═════ INPUT RECORDS

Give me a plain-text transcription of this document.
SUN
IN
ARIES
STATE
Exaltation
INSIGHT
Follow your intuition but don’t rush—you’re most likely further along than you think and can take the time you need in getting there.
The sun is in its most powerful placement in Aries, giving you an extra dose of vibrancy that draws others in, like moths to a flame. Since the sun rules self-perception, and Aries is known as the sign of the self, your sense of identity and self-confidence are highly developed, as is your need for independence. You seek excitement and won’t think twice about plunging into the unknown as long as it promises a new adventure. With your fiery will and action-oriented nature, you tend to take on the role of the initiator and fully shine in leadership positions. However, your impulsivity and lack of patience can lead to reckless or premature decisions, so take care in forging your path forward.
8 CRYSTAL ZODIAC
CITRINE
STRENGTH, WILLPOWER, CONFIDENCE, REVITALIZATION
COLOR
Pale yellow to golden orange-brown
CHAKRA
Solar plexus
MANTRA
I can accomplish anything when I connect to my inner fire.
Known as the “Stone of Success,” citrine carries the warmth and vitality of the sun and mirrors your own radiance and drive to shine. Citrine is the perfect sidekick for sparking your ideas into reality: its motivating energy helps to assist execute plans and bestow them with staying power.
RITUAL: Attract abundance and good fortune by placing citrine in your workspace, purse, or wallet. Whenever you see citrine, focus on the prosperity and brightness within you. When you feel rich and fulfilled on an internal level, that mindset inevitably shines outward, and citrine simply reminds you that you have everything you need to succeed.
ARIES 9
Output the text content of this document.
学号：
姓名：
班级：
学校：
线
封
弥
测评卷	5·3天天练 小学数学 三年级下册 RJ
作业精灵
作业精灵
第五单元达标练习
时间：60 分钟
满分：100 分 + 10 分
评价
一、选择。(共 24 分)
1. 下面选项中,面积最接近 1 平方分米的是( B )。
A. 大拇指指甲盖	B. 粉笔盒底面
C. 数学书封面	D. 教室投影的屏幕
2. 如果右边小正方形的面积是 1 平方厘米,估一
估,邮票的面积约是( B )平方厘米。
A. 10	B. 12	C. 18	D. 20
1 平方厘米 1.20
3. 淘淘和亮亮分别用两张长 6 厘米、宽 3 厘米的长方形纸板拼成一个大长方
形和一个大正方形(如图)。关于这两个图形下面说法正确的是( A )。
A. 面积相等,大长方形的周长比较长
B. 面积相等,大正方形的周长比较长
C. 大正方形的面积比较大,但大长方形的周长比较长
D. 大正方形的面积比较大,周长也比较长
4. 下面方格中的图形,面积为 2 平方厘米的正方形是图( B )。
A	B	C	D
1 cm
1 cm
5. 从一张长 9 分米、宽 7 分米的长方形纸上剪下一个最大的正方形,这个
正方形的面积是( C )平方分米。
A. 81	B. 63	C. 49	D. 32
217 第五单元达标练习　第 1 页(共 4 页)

══════════

**WHAT THIS TASK INVOLVES**
Look above for the line containing "Output the text content of this document.", then transcribe it and all lines after it through the last, exactly and with nothing else.

**REPLY**
Output the text content of this document.
学号：
姓名：
班级：
学校：
线
封
弥
测评卷	5·3天天练 小学数学 三年级下册 RJ
作业精灵
作业精灵
第五单元达标练习
时间：60 分钟
满分：100 分 + 10 分
评价
一、选择。(共 24 分)
1. 下面选项中,面积最接近 1 平方分米的是( B )。
A. 大拇指指甲盖	B. 粉笔盒底面
C. 数学书封面	D. 教室投影的屏幕
2. 如果右边小正方形的面积是 1 平方厘米,估一
估,邮票的面积约是( B )平方厘米。
A. 10	B. 12	C. 18	D. 20
1 平方厘米 1.20
3. 淘淘和亮亮分别用两张长 6 厘米、宽 3 厘米的长方形纸板拼成一个大长方
形和一个大正方形(如图)。关于这两个图形下面说法正确的是( A )。
A. 面积相等,大长方形的周长比较长
B. 面积相等,大正方形的周长比较长
C. 大正方形的面积比较大,但大长方形的周长比较长
D. 大正方形的面积比较大,周长也比较长
4. 下面方格中的图形,面积为 2 平方厘米的正方形是图( B )。
A	B	C	D
1 cm
1 cm
5. 从一张长 9 分米、宽 7 分米的长方形纸上剪下一个最大的正方形,这个
正方形的面积是( C )平方分米。
A. 81	B. 63	C. 49	D. 32
217 第五单元达标练习　第 1 页(共 4 页)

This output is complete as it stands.